- **Short task**
Output the material beneath exactly, leaving nothing out.

- **Provided data**
──────
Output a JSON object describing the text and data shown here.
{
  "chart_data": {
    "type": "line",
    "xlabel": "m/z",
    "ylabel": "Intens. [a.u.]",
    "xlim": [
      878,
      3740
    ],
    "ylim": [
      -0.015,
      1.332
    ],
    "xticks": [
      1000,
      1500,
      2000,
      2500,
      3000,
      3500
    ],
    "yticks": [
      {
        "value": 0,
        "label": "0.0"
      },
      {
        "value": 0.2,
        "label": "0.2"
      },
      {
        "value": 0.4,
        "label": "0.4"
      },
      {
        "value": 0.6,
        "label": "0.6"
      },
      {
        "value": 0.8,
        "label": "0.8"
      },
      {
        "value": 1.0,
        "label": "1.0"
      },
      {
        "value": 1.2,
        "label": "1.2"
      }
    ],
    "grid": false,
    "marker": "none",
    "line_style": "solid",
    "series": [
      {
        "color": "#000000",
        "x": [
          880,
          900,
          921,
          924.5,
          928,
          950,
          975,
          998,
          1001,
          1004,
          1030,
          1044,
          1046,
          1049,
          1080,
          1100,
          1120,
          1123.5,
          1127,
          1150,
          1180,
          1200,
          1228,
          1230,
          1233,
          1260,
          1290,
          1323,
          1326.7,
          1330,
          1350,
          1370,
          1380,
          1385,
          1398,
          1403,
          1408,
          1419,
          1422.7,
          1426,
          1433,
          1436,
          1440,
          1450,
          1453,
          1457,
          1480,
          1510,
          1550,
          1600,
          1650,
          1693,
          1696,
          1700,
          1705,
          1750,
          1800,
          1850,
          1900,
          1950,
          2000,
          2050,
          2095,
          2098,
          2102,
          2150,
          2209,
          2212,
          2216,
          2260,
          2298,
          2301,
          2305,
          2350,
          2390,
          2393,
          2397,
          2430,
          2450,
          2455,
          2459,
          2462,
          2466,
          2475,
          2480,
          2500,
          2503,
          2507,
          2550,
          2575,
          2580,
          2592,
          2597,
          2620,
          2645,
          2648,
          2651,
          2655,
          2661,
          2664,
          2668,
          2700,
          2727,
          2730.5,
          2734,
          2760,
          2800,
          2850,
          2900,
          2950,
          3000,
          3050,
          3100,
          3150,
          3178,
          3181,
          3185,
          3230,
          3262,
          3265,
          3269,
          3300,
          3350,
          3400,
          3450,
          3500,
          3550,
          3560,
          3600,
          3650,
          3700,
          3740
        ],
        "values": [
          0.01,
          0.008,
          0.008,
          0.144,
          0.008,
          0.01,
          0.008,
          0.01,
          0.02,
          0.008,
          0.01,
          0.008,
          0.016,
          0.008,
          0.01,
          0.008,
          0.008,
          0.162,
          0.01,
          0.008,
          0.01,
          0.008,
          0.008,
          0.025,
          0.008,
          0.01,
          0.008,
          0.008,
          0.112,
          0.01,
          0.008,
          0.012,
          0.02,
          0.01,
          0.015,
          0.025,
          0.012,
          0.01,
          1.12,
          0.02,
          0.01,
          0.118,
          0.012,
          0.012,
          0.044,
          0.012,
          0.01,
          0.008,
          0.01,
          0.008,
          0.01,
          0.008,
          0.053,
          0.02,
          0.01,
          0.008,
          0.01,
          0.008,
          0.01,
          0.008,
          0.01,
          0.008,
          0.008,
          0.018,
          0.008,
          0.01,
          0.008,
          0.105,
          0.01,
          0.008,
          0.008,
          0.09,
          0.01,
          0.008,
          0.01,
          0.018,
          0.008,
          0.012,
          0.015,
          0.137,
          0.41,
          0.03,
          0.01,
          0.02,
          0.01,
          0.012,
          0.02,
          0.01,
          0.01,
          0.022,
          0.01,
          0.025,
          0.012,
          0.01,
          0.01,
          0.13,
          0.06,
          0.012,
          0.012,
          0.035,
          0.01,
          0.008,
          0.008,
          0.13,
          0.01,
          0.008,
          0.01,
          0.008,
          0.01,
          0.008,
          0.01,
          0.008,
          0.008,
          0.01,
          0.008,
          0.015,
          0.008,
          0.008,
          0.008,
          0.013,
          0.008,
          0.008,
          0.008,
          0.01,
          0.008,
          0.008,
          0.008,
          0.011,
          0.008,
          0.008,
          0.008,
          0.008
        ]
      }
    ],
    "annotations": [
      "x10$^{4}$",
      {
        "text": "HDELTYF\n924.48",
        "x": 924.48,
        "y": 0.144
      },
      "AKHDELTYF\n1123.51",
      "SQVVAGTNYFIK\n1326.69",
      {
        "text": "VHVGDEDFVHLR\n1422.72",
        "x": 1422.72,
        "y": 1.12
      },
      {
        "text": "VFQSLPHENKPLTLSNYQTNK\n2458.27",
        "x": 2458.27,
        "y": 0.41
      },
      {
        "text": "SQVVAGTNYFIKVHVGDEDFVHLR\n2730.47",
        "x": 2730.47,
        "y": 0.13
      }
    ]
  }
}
──────
- **Complete output**
Output a JSON object describing the text and data shown here.
{
  "chart_data": {
    "type": "line",
    "xlabel": "m/z",
    "ylabel": "Intens. [a.u.]",
    "xlim": [
      878,
      3740
    ],
    "ylim": [
      -0.015,
      1.332
    ],
    "xticks": [
      1000,
      1500,
      2000,
      2500,
      3000,
      3500
    ],
    "yticks": [
      {
        "value": 0,
        "label": "0.0"
      },
      {
        "value": 0.2,
        "label": "0.2"
      },
      {
        "value": 0.4,
        "label": "0.4"
      },
      {
        "value": 0.6,
        "label": "0.6"
      },
      {
        "value": 0.8,
        "label": "0.8"
      },
      {
        "value": 1.0,
        "label": "1.0"
      },
      {
        "value": 1.2,
        "label": "1.2"
      }
    ],
    "grid": false,
    "marker": "none",
    "line_style": "solid",
    "series": [
      {
        "color": "#000000",
        "x": [
          880,
          900,
          921,
          924.5,
          928,
          950,
          975,
          998,
          1001,
          1004,
          1030,
          1044,
          1046,
          1049,
          1080,
          1100,
          1120,
          1123.5,
          1127,
          1150,
          1180,
          1200,
          1228,
          1230,
          1233,
          1260,
          1290,
          1323,
          1326.7,
          1330,
          1350,
          1370,
          1380,
          1385,
          1398,
          1403,
          1408,
          1419,
          1422.7,
          1426,
          1433,
          1436,
          1440,
          1450,
          1453,
          1457,
          1480,
          1510,
          1550,
          1600,
          1650,
          1693,
          1696,
          1700,
          1705,
          1750,
          1800,
          1850,
          1900,
          1950,
          2000,
          2050,
          2095,
          2098,
          2102,
          2150,
          2209,
          2212,
          2216,
          2260,
          2298,
          2301,
          2305,
          2350,
          2390,
          2393,
          2397,
          2430,
          2450,
          2455,
          2459,
          2462,
          2466,
          2475,
          2480,
          2500,
          2503,
          2507,
          2550,
          2575,
          2580,
          2592,
          2597,
          2620,
          2645,
          2648,
          2651,
          2655,
          2661,
          2664,
          2668,
          2700,
          2727,
          2730.5,
          2734,
          2760,
          2800,
          2850,
          2900,
          2950,
          3000,
          3050,
          3100,
          3150,
          3178,
          3181,
          3185,
          3230,
          3262,
          3265,
          3269,
          3300,
          3350,
          3400,
          3450,
          3500,
          3550,
          3560,
          3600,
          3650,
          3700,
          3740
        ],
        "values": [
          0.01,
          0.008,
          0.008,
          0.144,
          0.008,
          0.01,
          0.008,
          0.01,
          0.02,
          0.008,
          0.01,
          0.008,
          0.016,
          0.008,
          0.01,
          0.008,
          0.008,
          0.162,
          0.01,
          0.008,
          0.01,
          0.008,
          0.008,
          0.025,
          0.008,
          0.01,
          0.008,
          0.008,
          0.112,
          0.01,
          0.008,
          0.012,
          0.02,
          0.01,
          0.015,
          0.025,
          0.012,
          0.01,
          1.12,
          0.02,
          0.01,
          0.118,
          0.012,
          0.012,
          0.044,
          0.012,
          0.01,
          0.008,
          0.01,
          0.008,
          0.01,
          0.008,
          0.053,
          0.02,
          0.01,
          0.008,
          0.01,
          0.008,
          0.01,
          0.008,
          0.01,
          0.008,
          0.008,
          0.018,
          0.008,
          0.01,
          0.008,
          0.105,
          0.01,
          0.008,
          0.008,
          0.09,
          0.01,
          0.008,
          0.01,
          0.018,
          0.008,
          0.012,
          0.015,
          0.137,
          0.41,
          0.03,
          0.01,
          0.02,
          0.01,
          0.012,
          0.02,
          0.01,
          0.01,
          0.022,
          0.01,
          0.025,
          0.012,
          0.01,
          0.01,
          0.13,
          0.06,
          0.012,
          0.012,
          0.035,
          0.01,
          0.008,
          0.008,
          0.13,
          0.01,
          0.008,
          0.01,
          0.008,
          0.01,
          0.008,
          0.01,
          0.008,
          0.008,
          0.01,
          0.008,
          0.015,
          0.008,
          0.008,
          0.008,
          0.013,
          0.008,
          0.008,
          0.008,
          0.01,
          0.008,
          0.008,
          0.008,
          0.011,
          0.008,
          0.008,
          0.008,
          0.008
        ]
      }
    ],
    "annotations": [
      "x10$^{4}$",
      {
        "text": "HDELTYF\n924.48",
        "x": 924.48,
        "y": 0.144
      },
      "AKHDELTYF\n1123.51",
      "SQVVAGTNYFIK\n1326.69",
      {
        "text": "VHVGDEDFVHLR\n1422.72",
        "x": 1422.72,
        "y": 1.12
      },
      {
        "text": "VFQSLPHENKPLTLSNYQTNK\n2458.27",
        "x": 2458.27,
        "y": 0.41
      },
      {
        "text": "SQVVAGTNYFIKVHVGDEDFVHLR\n2730.47",
        "x": 2730.47,
        "y": 0.13
      }
    ]
  }
}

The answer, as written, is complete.